— GIVEN TEXT —
Then came the spatial accessibility analysis with a network dataset. We looked at the effects a potential community college campus closure would have on student commutes and access. The graphic below is the result of Service Area Analysis using the Network Analyst Tool in ArcGIS with limits for a 5, 10, and 15 minute drive.

Module 5 - Toolboxes and ModelBuilder

In GISProgramming this week we took a look ModelBulder in ArcGIS and touched on exporting Python scripts for editing in PythonWin. Every week I find this class more and more useful and I find myself eager to look at the topics for the next week. Next week is more of the Python scripting side of ArcGIS rather than ModelBuilder so it should be interesting. Now on to the highlights from this week.

Farmland within flood basin boundaries

The purple polygons in the graphic above are the result of the model and script I created this week. As a bunch of purple polygons it may not look like much but if you had seen it at the beginning it would have looked like a bunch of colors, squiggly lines, and overlapping polygons depicting flood basins and soil composition for an area. Now the graphic only shows prime farmland within a specific basin. The model I created clip the soil file to the much smaller size of the basin file. From the clipped soil layer the areas listed as "Not Prime Farmland" were selected. This selection was erased from the basin layer leaving only areas suitable for farming in the basin visible in the final layer. The model used three tools and two original variables to create the final layer and was much easier to work with than trying to run each tool individually.

After verifying the model ran correctly I exported the model from ModelBuilder to a Python Script. I opened the script in PythonWin and added some minor edits to make sure the script would run outside of the Python Window in ArcGIS. The two major obstacles here were making sure the filepaths for the original data were correct and allowing the script to overwrite existing files. The filepath changes were simple but in order to overwrite files I had to add a line of code to change the environment settings that would normally be done in the Geoprocessing Menu in ArcGIS. Once the script was corrected zipped it with the Toolbox I created for the model I built and it was ready to share. (Really it was ready to submit for a grade - but that is still shareable.)

Lab 4 - Viewsheds

This week in Applications in GIS we took a look at viewshed and line of sight analysis. Most of the lab was completed in a 2D perspective but there were a couple of 3D components. All of the work was done using ArcMap and either the Visibility Tools in the Spatial Analyst Toolbox or the 3D Analyst Toolbox. Today my blog will focus on one of the 3D aspects of the lab.

— EXERCISE DESCRIPTION —
Please reproduce, word for word, the passage of the GIS blog text that begins with the words containing "Lab 4 - Viewsheds" and ends with "of the lab.". The data that follows is separate material, unrelated to the GIS blog text.

— GIVEN INFORMATION —
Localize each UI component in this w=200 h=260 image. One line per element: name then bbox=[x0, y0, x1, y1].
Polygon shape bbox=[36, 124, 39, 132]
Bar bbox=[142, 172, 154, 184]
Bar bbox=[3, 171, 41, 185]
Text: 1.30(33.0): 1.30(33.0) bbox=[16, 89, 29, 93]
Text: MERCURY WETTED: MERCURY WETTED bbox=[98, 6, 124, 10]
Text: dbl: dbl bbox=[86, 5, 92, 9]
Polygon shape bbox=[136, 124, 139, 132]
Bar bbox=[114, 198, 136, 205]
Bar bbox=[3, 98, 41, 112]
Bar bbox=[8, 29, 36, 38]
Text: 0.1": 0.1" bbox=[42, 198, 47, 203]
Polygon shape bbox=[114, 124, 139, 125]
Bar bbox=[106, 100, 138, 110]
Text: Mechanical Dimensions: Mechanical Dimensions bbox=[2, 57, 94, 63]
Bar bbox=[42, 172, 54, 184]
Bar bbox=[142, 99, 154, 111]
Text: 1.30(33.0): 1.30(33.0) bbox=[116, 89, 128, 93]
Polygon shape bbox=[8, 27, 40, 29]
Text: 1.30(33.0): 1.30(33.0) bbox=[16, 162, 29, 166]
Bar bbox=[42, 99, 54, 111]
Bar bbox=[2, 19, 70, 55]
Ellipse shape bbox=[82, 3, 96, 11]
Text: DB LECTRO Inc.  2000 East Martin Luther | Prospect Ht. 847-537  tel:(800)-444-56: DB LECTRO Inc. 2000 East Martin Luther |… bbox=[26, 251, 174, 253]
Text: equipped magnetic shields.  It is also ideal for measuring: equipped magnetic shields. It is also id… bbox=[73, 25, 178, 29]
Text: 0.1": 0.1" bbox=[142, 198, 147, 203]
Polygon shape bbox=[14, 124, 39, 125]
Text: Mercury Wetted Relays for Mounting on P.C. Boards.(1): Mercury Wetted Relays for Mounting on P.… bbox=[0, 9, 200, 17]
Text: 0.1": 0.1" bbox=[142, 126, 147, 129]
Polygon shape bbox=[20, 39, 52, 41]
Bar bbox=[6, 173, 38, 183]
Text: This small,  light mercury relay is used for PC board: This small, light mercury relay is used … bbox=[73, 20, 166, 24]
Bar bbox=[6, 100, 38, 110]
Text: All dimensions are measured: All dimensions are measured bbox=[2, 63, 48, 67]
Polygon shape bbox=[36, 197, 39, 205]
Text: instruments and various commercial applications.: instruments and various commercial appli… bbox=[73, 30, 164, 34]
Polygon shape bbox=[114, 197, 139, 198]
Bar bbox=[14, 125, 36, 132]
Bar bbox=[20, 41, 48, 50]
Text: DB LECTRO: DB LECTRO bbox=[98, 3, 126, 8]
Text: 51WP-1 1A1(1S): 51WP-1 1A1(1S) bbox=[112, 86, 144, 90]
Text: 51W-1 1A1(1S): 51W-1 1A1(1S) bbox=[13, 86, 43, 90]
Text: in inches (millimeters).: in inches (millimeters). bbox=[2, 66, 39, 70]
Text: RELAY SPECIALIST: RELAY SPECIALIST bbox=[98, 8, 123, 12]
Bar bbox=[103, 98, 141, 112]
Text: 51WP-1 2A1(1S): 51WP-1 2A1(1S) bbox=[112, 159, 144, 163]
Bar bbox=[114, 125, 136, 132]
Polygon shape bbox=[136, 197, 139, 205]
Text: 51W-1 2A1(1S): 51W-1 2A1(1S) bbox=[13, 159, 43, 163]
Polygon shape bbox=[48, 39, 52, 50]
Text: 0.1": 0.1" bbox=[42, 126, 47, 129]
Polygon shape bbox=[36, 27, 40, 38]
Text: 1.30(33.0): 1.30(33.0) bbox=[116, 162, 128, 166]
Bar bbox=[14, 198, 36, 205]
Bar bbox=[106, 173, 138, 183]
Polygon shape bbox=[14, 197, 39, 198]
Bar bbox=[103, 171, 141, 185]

— SOLVED EXERCISE —
Lab 4 - Viewsheds

This week in Applications in GIS we took a look at viewshed and line of sight analysis. Most of the lab was completed in a 2D perspective but there were a couple of 3D components. All of the work was done using ArcMap and either the Visibility Tools in the Spatial Analyst Toolbox or the 3D Analyst Toolbox. Today my blog will focus on one of the 3D aspects of the lab.